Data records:
[start]

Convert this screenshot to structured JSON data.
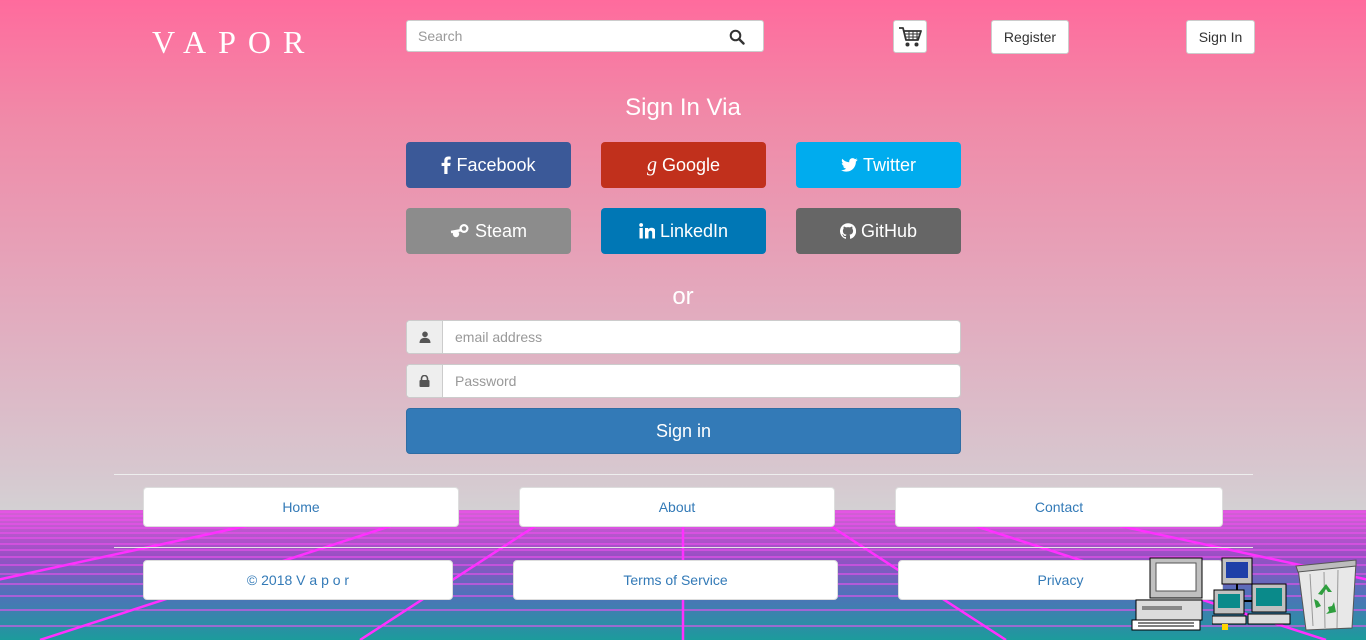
{
  "header": {
    "logo": "VAPOR",
    "search_placeholder": "Search",
    "register_label": "Register",
    "signin_label": "Sign In"
  },
  "signin": {
    "heading": "Sign In Via",
    "providers": [
      {
        "label": "Facebook",
        "icon": "facebook-icon",
        "color": "#3b5998"
      },
      {
        "label": "Google",
        "icon": "google-icon",
        "color": "#c1301c"
      },
      {
        "label": "Twitter",
        "icon": "twitter-icon",
        "color": "#00acee"
      },
      {
        "label": "Steam",
        "icon": "steam-icon",
        "color": "#8c8c8c"
      },
      {
        "label": "LinkedIn",
        "icon": "linkedin-icon",
        "color": "#0077b5"
      },
      {
        "label": "GitHub",
        "icon": "github-icon",
        "color": "#666666"
      }
    ],
    "or_text": "or",
    "email_placeholder": "email address",
    "password_placeholder": "Password",
    "submit_label": "Sign in"
  },
  "footer": {
    "home": "Home",
    "about": "About",
    "contact": "Contact",
    "copyright": "© 2018 V a p o r",
    "terms": "Terms of Service",
    "privacy": "Privacy"
  },
  "desktop_icons": [
    "computer-icon",
    "network-icon",
    "recycle-bin-icon"
  ],
  "colors": {
    "primary": "#337ab7",
    "background_top": "#ff6b9d",
    "grid_line": "#e040e0"
  }
}
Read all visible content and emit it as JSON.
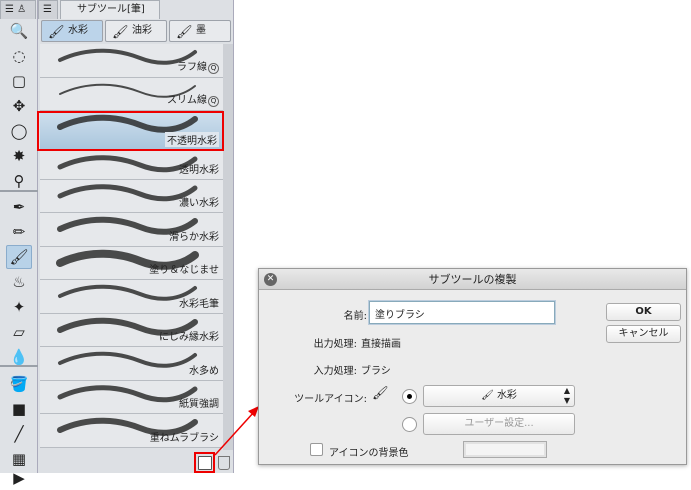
{
  "toolbar": {
    "tools": [
      "zoom-icon",
      "rotate-icon",
      "object-icon",
      "move-icon",
      "lasso-icon",
      "auto-select-icon",
      "eyedropper-icon",
      "pen-icon",
      "pencil-icon",
      "brush-icon",
      "airbrush-icon",
      "decoration-icon",
      "eraser-icon",
      "blend-icon",
      "fill-icon",
      "gradient-icon",
      "line-icon",
      "frame-icon",
      "operation-icon"
    ],
    "glyphs": [
      "🔍",
      "◌",
      "▢",
      "✥",
      "◯",
      "✸",
      "⚲",
      "✒",
      "✏",
      "🖌",
      "♨",
      "✦",
      "▱",
      "💧",
      "🪣",
      "■",
      "╱",
      "▦",
      "▶"
    ]
  },
  "panel": {
    "tab_label": "サブツール[筆]",
    "categories": [
      {
        "label": "水彩",
        "icon": "🖌"
      },
      {
        "label": "油彩",
        "icon": "🖌"
      },
      {
        "label": "墨",
        "icon": "🖌"
      }
    ],
    "items": [
      {
        "label": "ラフ線"
      },
      {
        "label": "スリム線"
      },
      {
        "label": "不透明水彩"
      },
      {
        "label": "透明水彩"
      },
      {
        "label": "濃い水彩"
      },
      {
        "label": "滑らか水彩"
      },
      {
        "label": "塗り＆なじませ"
      },
      {
        "label": "水彩毛筆"
      },
      {
        "label": "にじみ縁水彩"
      },
      {
        "label": "水多め"
      },
      {
        "label": "紙質強調"
      },
      {
        "label": "重ねムラブラシ"
      }
    ],
    "zoom_badge": "Q"
  },
  "dialog": {
    "title": "サブツールの複製",
    "name_label": "名前:",
    "name_value": "塗りブラシ",
    "output_label": "出力処理:",
    "output_value": "直接描画",
    "input_label": "入力処理:",
    "input_value": "ブラシ",
    "icon_label": "ツールアイコン:",
    "icon_select": "水彩",
    "user_setting": "ユーザー設定...",
    "bg_label": "アイコンの背景色",
    "ok": "OK",
    "cancel": "キャンセル"
  },
  "colors": {
    "highlight": "#e00000",
    "selected": "#bcd4ea"
  }
}
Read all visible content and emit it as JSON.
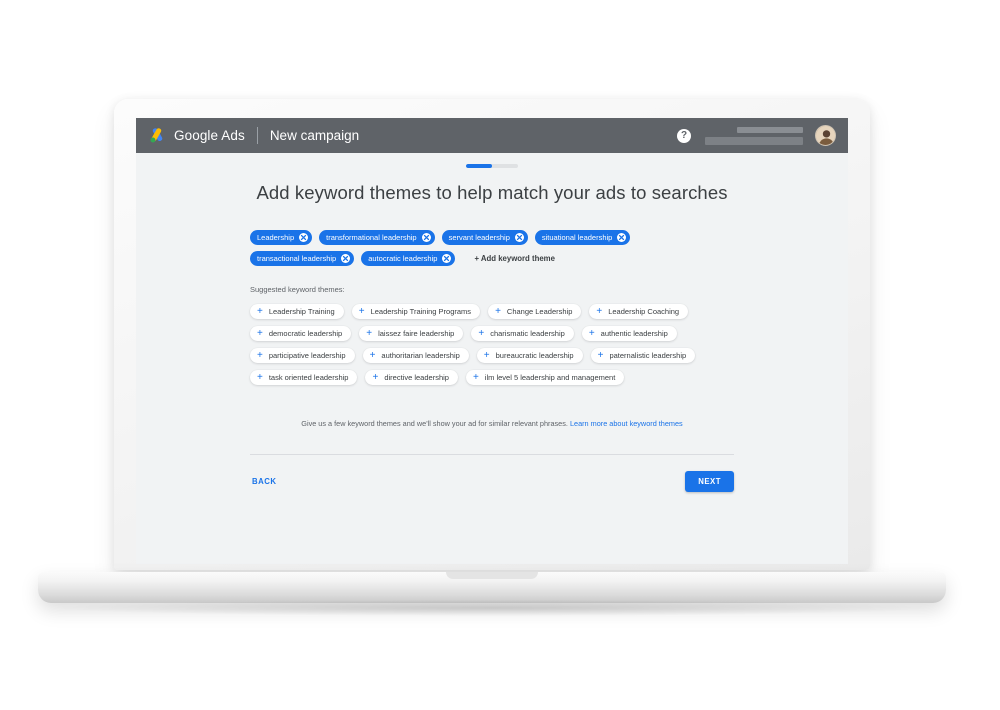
{
  "header": {
    "brand": "Google Ads",
    "campaign": "New campaign",
    "help_icon_glyph": "?",
    "icons": {
      "logo": "google-ads-logo",
      "help": "help-icon",
      "avatar": "user-avatar"
    }
  },
  "progress": {
    "percent": 50
  },
  "main": {
    "title": "Add keyword themes to help match your ads to searches",
    "add_keyword_theme_label": "+ Add keyword theme",
    "suggested_label": "Suggested keyword themes:",
    "helper_text": "Give us a few keyword themes and we'll show your ad for similar relevant phrases.",
    "helper_link": "Learn more about keyword themes",
    "selected_themes": [
      "Leadership",
      "transformational leadership",
      "servant leadership",
      "situational leadership",
      "transactional leadership",
      "autocratic leadership"
    ],
    "suggested_themes": [
      "Leadership Training",
      "Leadership Training Programs",
      "Change Leadership",
      "Leadership Coaching",
      "democratic leadership",
      "laissez faire leadership",
      "charismatic leadership",
      "authentic leadership",
      "participative leadership",
      "authoritarian leadership",
      "bureaucratic leadership",
      "paternalistic leadership",
      "task oriented leadership",
      "directive leadership",
      "ilm level 5 leadership and management"
    ]
  },
  "footer": {
    "back_label": "BACK",
    "next_label": "NEXT"
  },
  "colors": {
    "accent_blue": "#1a73e8",
    "header_gray": "#5f6368",
    "content_bg": "#f1f3f4",
    "text_primary": "#3c4043",
    "text_secondary": "#5f6368"
  }
}
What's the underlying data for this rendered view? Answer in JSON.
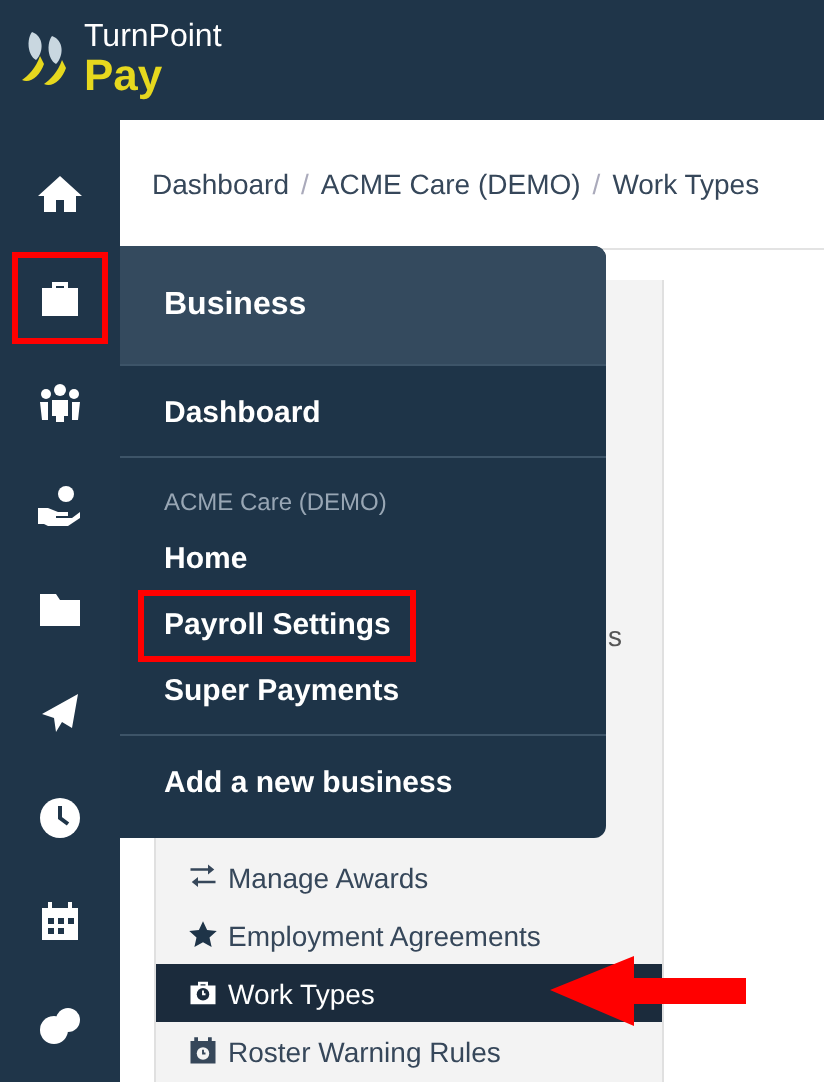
{
  "header": {
    "logo_top": "TurnPoint",
    "logo_bottom": "Pay"
  },
  "rail": [
    {
      "kind": "home",
      "highlighted": false
    },
    {
      "kind": "briefcase",
      "highlighted": true
    },
    {
      "kind": "people",
      "highlighted": false
    },
    {
      "kind": "hand",
      "highlighted": false
    },
    {
      "kind": "folder",
      "highlighted": false
    },
    {
      "kind": "plane",
      "highlighted": false
    },
    {
      "kind": "clock",
      "highlighted": false
    },
    {
      "kind": "calendar",
      "highlighted": false
    },
    {
      "kind": "coins",
      "highlighted": false
    }
  ],
  "breadcrumb": [
    {
      "label": "Dashboard",
      "separator": "/"
    },
    {
      "label": "ACME Care (DEMO)",
      "separator": "/"
    },
    {
      "label": "Work Types"
    }
  ],
  "menu": {
    "title": "Business",
    "sections": [
      {
        "items": [
          {
            "label": "Dashboard",
            "highlighted": false
          }
        ]
      },
      {
        "heading": "ACME Care (DEMO)",
        "items": [
          {
            "label": "Home",
            "highlighted": false
          },
          {
            "label": "Payroll Settings",
            "highlighted": true
          },
          {
            "label": "Super Payments",
            "highlighted": false
          }
        ]
      },
      {
        "items": [
          {
            "label": "Add a new business",
            "highlighted": false
          }
        ]
      }
    ]
  },
  "settings_nav": {
    "hidden_fragment": "s",
    "items": [
      {
        "kind": "swap",
        "label": "Manage Awards",
        "selected": false,
        "pointed": false
      },
      {
        "kind": "star",
        "label": "Employment Agreements",
        "selected": false,
        "pointed": false
      },
      {
        "kind": "worktype",
        "label": "Work Types",
        "selected": true,
        "pointed": true
      },
      {
        "kind": "roster",
        "label": "Roster Warning Rules",
        "selected": false,
        "pointed": false
      }
    ]
  }
}
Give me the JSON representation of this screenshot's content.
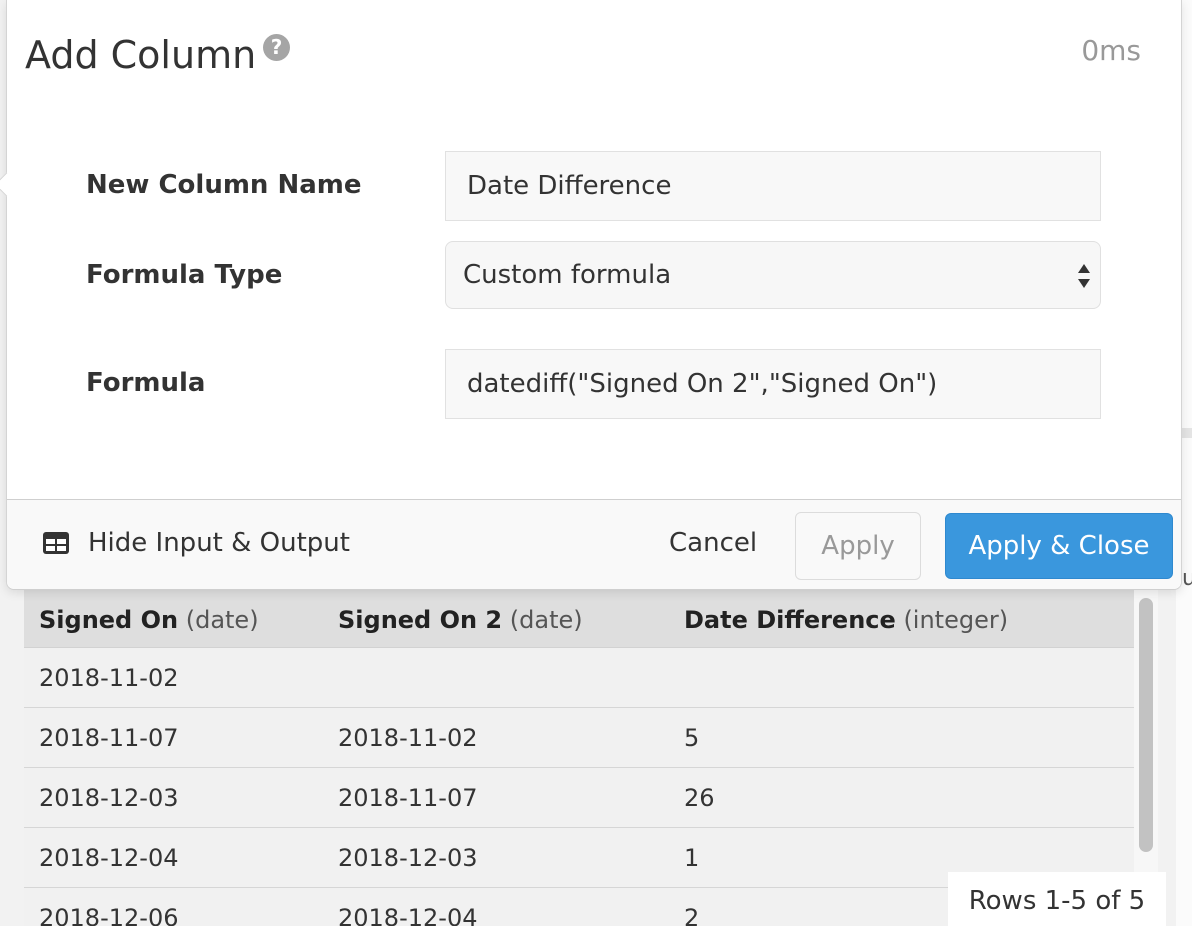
{
  "dialog": {
    "title": "Add Column",
    "help_icon": "question-circle-icon",
    "timing": "0ms"
  },
  "form": {
    "column_name_label": "New Column Name",
    "column_name_value": "Date Difference",
    "formula_type_label": "Formula Type",
    "formula_type_value": "Custom formula",
    "formula_label": "Formula",
    "formula_value": "datediff(\"Signed On 2\",\"Signed On\")"
  },
  "footer": {
    "toggle_icon": "table-icon",
    "toggle_label": "Hide Input & Output",
    "cancel_label": "Cancel",
    "apply_label": "Apply",
    "apply_close_label": "Apply & Close"
  },
  "colors": {
    "primary_button": "#3a97dd",
    "help_icon": "#a5a5a5"
  },
  "output": {
    "columns": [
      {
        "name": "Signed On",
        "type": "(date)"
      },
      {
        "name": "Signed On 2",
        "type": "(date)"
      },
      {
        "name": "Date Difference",
        "type": "(integer)"
      }
    ],
    "rows": [
      [
        "2018-11-02",
        "",
        ""
      ],
      [
        "2018-11-07",
        "2018-11-02",
        "5"
      ],
      [
        "2018-12-03",
        "2018-11-07",
        "26"
      ],
      [
        "2018-12-04",
        "2018-12-03",
        "1"
      ],
      [
        "2018-12-06",
        "2018-12-04",
        "2"
      ]
    ],
    "rows_count": "Rows 1-5 of 5"
  }
}
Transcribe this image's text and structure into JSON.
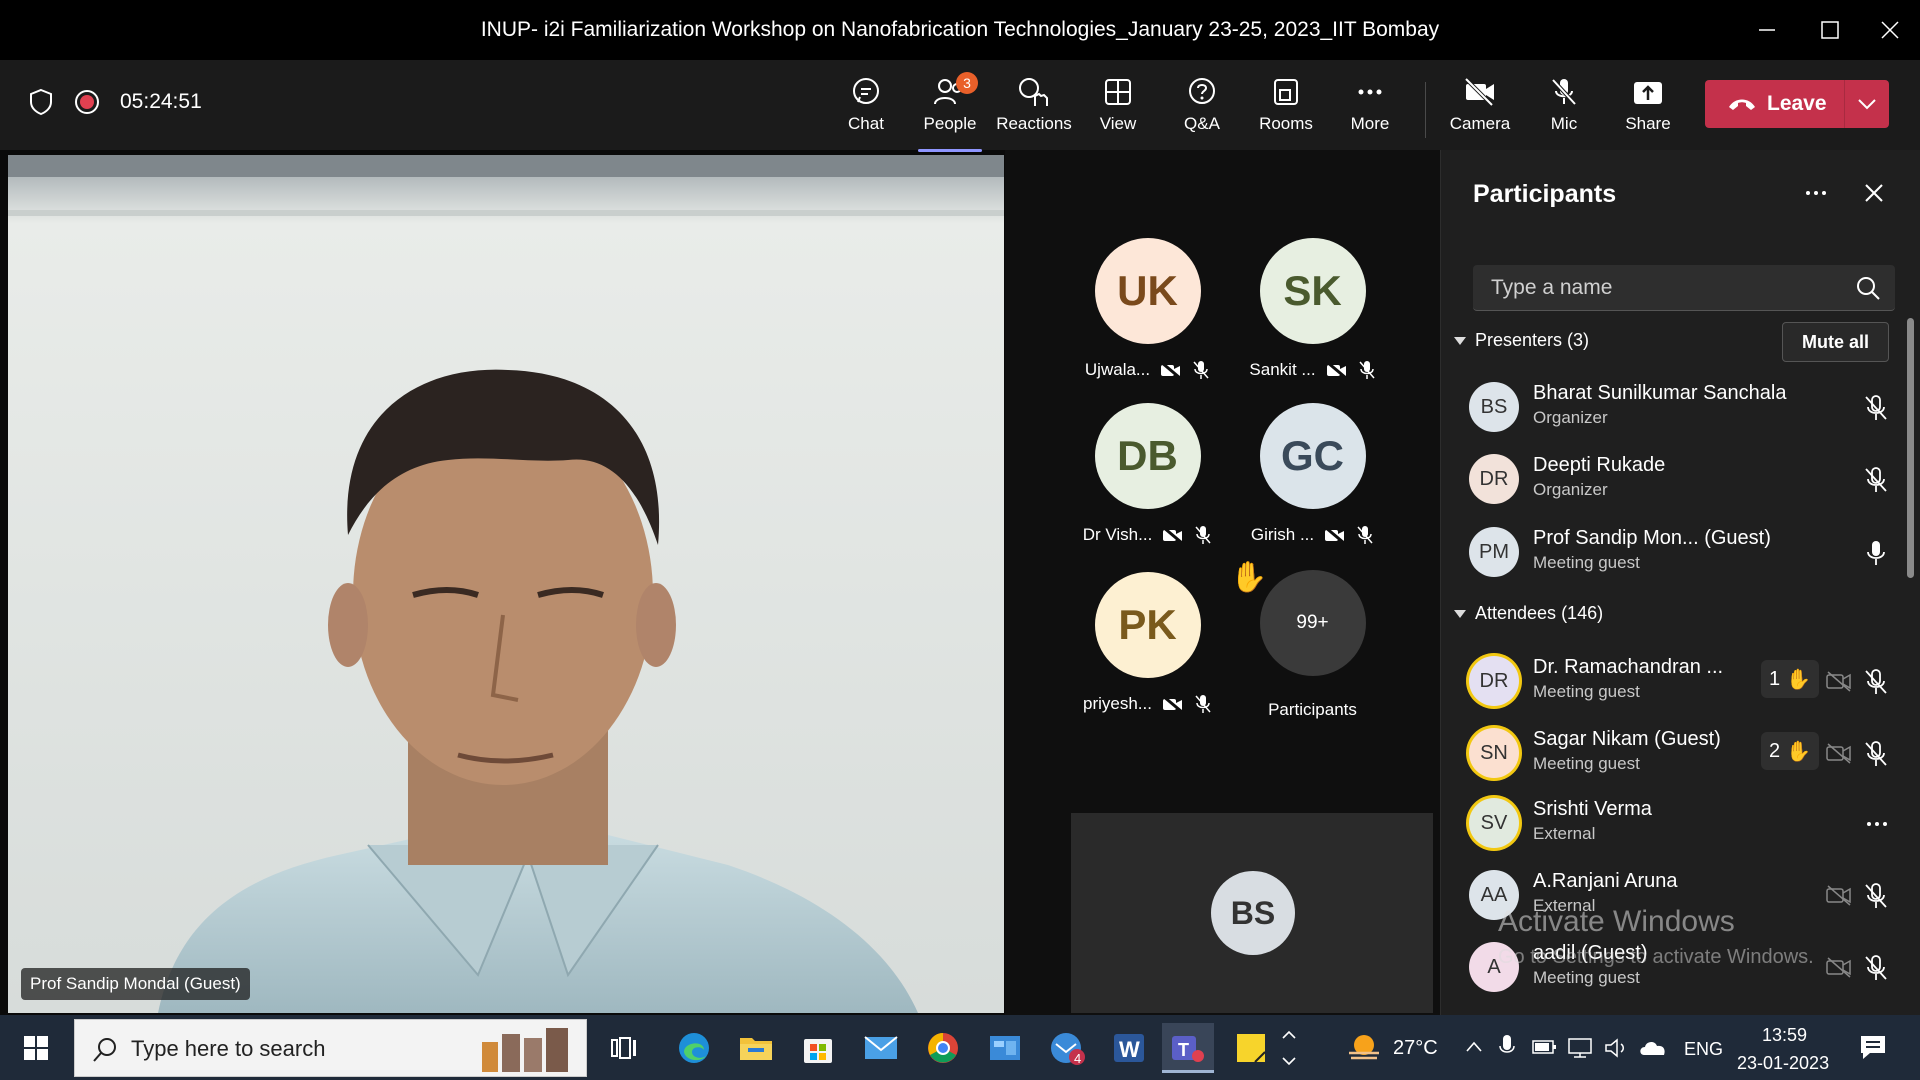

[end]

WRITTEN EXERCISE
Say how many lines in this material hold "your", and say nothing else.

EXERCISE RESPONSE
2